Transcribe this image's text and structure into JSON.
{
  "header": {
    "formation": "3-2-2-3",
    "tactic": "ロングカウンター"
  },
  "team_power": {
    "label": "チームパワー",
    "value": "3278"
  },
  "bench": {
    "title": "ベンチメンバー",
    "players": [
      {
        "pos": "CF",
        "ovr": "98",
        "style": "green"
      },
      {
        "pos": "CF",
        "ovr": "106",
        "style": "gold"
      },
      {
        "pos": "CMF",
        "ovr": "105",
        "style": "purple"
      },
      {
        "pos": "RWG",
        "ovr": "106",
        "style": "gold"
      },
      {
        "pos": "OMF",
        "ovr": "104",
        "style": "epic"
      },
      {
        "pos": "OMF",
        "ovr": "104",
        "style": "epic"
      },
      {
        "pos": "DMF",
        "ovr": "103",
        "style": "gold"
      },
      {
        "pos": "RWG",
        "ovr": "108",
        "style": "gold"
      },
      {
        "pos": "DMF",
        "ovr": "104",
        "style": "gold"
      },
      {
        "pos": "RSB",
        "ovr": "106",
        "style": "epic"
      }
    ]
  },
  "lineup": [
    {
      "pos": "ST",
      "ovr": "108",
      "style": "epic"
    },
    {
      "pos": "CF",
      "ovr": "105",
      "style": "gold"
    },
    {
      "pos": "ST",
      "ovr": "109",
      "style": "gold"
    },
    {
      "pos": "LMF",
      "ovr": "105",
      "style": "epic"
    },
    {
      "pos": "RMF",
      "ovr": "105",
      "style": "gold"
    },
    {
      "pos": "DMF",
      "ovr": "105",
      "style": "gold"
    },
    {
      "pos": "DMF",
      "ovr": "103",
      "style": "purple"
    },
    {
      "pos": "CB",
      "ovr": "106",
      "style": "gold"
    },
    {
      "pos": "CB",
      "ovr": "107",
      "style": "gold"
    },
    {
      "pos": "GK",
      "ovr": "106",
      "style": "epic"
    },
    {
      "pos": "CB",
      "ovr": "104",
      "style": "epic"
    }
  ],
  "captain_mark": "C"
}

The task:
Write out the entries in full, exactly as given.

Answer for the task:
Transcribe this image's text and structure into JSON.
{
  "header": {
    "formation": "3-2-2-3",
    "tactic": "ロングカウンター"
  },
  "team_power": {
    "label": "チームパワー",
    "value": "3278"
  },
  "bench": {
    "title": "ベンチメンバー",
    "players": [
      {
        "pos": "CF",
        "ovr": "98",
        "style": "green"
      },
      {
        "pos": "CF",
        "ovr": "106",
        "style": "gold"
      },
      {
        "pos": "CMF",
        "ovr": "105",
        "style": "purple"
      },
      {
        "pos": "RWG",
        "ovr": "106",
        "style": "gold"
      },
      {
        "pos": "OMF",
        "ovr": "104",
        "style": "epic"
      },
      {
        "pos": "OMF",
        "ovr": "104",
        "style": "epic"
      },
      {
        "pos": "DMF",
        "ovr": "103",
        "style": "gold"
      },
      {
        "pos": "RWG",
        "ovr": "108",
        "style": "gold"
      },
      {
        "pos": "DMF",
        "ovr": "104",
        "style": "gold"
      },
      {
        "pos": "RSB",
        "ovr": "106",
        "style": "epic"
      }
    ]
  },
  "lineup": [
    {
      "pos": "ST",
      "ovr": "108",
      "style": "epic"
    },
    {
      "pos": "CF",
      "ovr": "105",
      "style": "gold"
    },
    {
      "pos": "ST",
      "ovr": "109",
      "style": "gold"
    },
    {
      "pos": "LMF",
      "ovr": "105",
      "style": "epic"
    },
    {
      "pos": "RMF",
      "ovr": "105",
      "style": "gold"
    },
    {
      "pos": "DMF",
      "ovr": "105",
      "style": "gold"
    },
    {
      "pos": "DMF",
      "ovr": "103",
      "style": "purple"
    },
    {
      "pos": "CB",
      "ovr": "106",
      "style": "gold"
    },
    {
      "pos": "CB",
      "ovr": "107",
      "style": "gold"
    },
    {
      "pos": "GK",
      "ovr": "106",
      "style": "epic"
    },
    {
      "pos": "CB",
      "ovr": "104",
      "style": "epic"
    }
  ],
  "captain_mark": "C"
}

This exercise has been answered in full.